GIVEN PROBLEM: Don't copy the pictures; return every other part of the records exactly.

LISTING:
########################################

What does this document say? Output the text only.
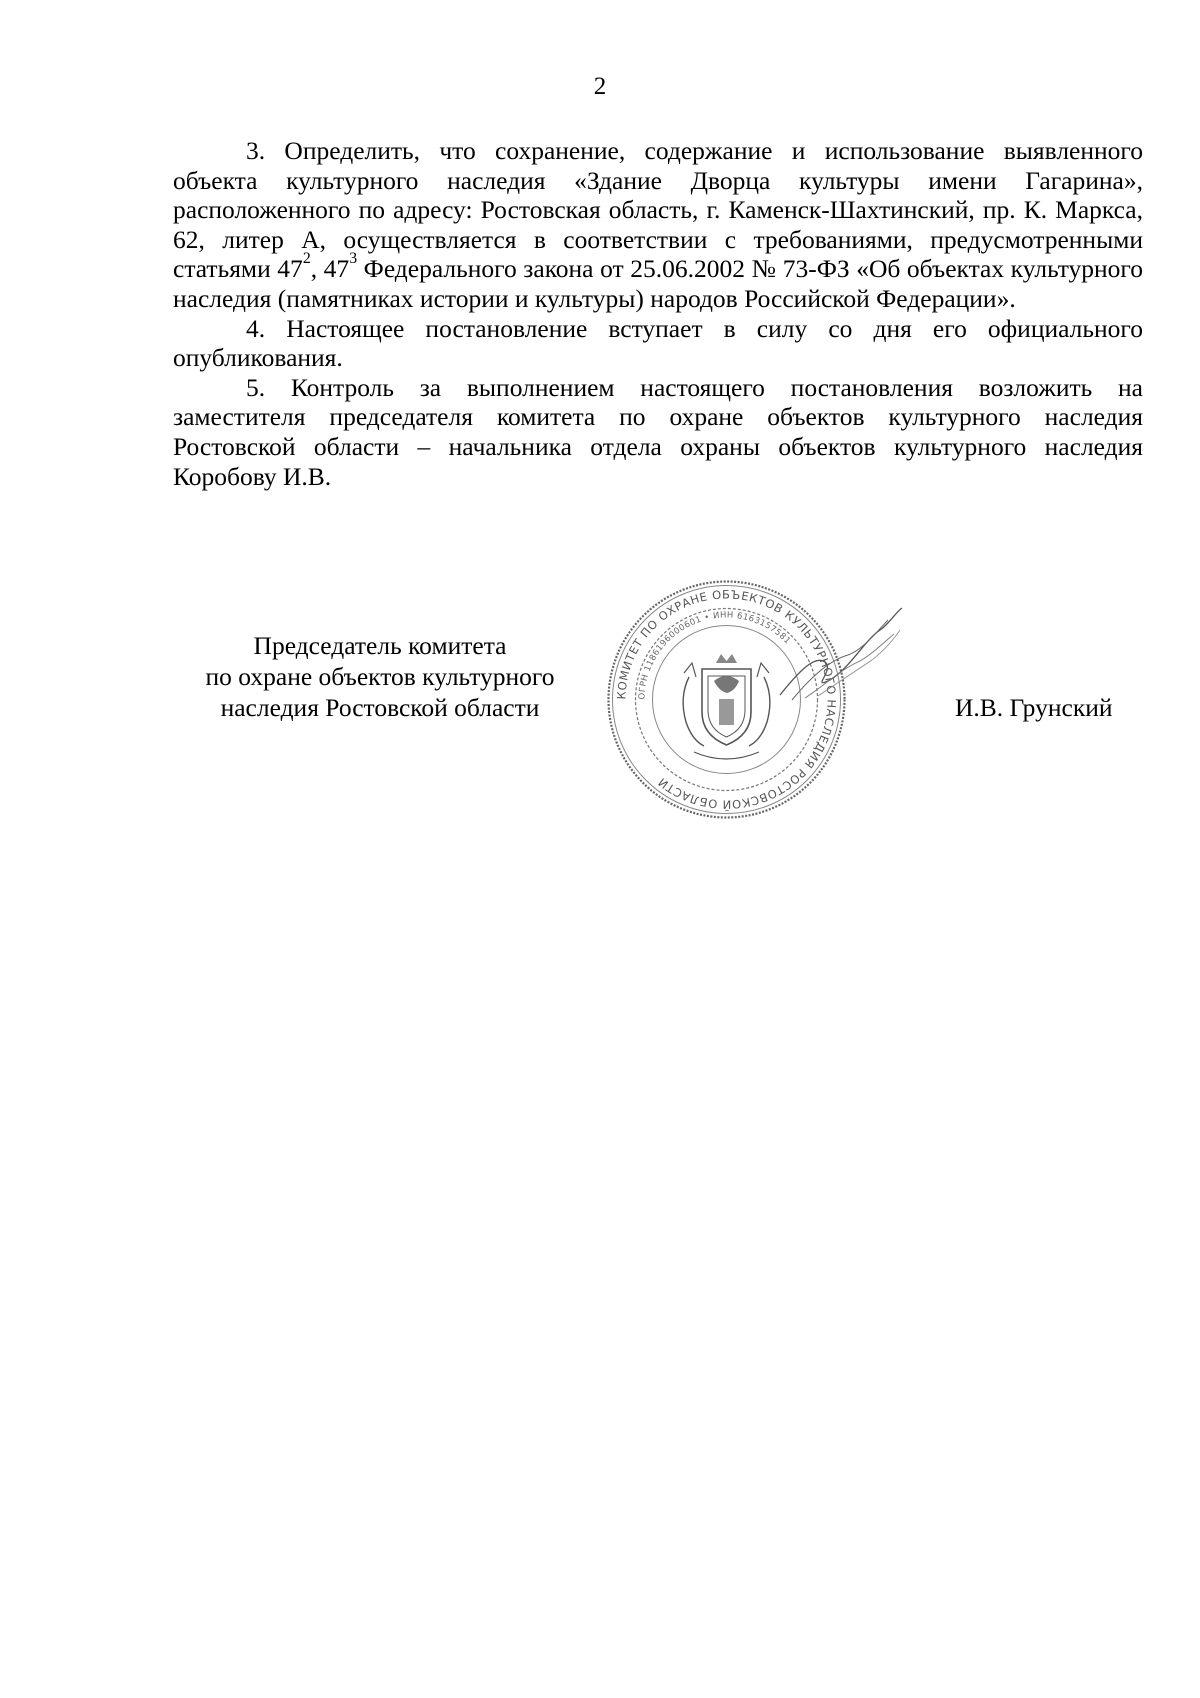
2

3. Определить, что сохранение, содержание и использование выявленного объекта культурного наследия «Здание Дворца культуры имени Гагарина», расположенного по адресу: Ростовская область, г. Каменск-Шахтинский, пр. К. Маркса, 62, литер А, осуществляется в соответствии с требованиями, предусмотренными статьями $47^2$, $47^3$ Федерального закона от 25.06.2002 № 73-ФЗ «Об объектах культурного наследия (памятниках истории и культуры) народов Российской Федерации».

4. Настоящее постановление вступает в силу со дня его официального опубликования.

5. Контроль за выполнением настоящего постановления возложить на заместителя председателя комитета по охране объектов культурного наследия Ростовской области – начальника отдела охраны объектов культурного наследия Коробову И.В.

Председатель комитета
по охране объектов культурного
наследия Ростовской области	КОМИТЕТ ПО ОХРАНЕ ОБЪЕКТОВ КУЛЬТУРНОГО НАСЛЕДИЯ РОСТОВСКОЙ ОБЛАСТИ
ОГРН 1186196000601 • ИНН 6163157581
И.В. Грунский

########################################

TASK RESULT:
What does this document say? Output the text only.
2

3. Определить, что сохранение, содержание и использование выявленного объекта культурного наследия «Здание Дворца культуры имени Гагарина», расположенного по адресу: Ростовская область, г. Каменск-Шахтинский, пр. К. Маркса, 62, литер А, осуществляется в соответствии с требованиями, предусмотренными статьями $47^2$, $47^3$ Федерального закона от 25.06.2002 № 73-ФЗ «Об объектах культурного наследия (памятниках истории и культуры) народов Российской Федерации».

4. Настоящее постановление вступает в силу со дня его официального опубликования.

5. Контроль за выполнением настоящего постановления возложить на заместителя председателя комитета по охране объектов культурного наследия Ростовской области – начальника отдела охраны объектов культурного наследия Коробову И.В.

Председатель комитета
по охране объектов культурного
наследия Ростовской области	КОМИТЕТ ПО ОХРАНЕ ОБЪЕКТОВ КУЛЬТУРНОГО НАСЛЕДИЯ РОСТОВСКОЙ ОБЛАСТИ
ОГРН 1186196000601 • ИНН 6163157581
И.В. Грунский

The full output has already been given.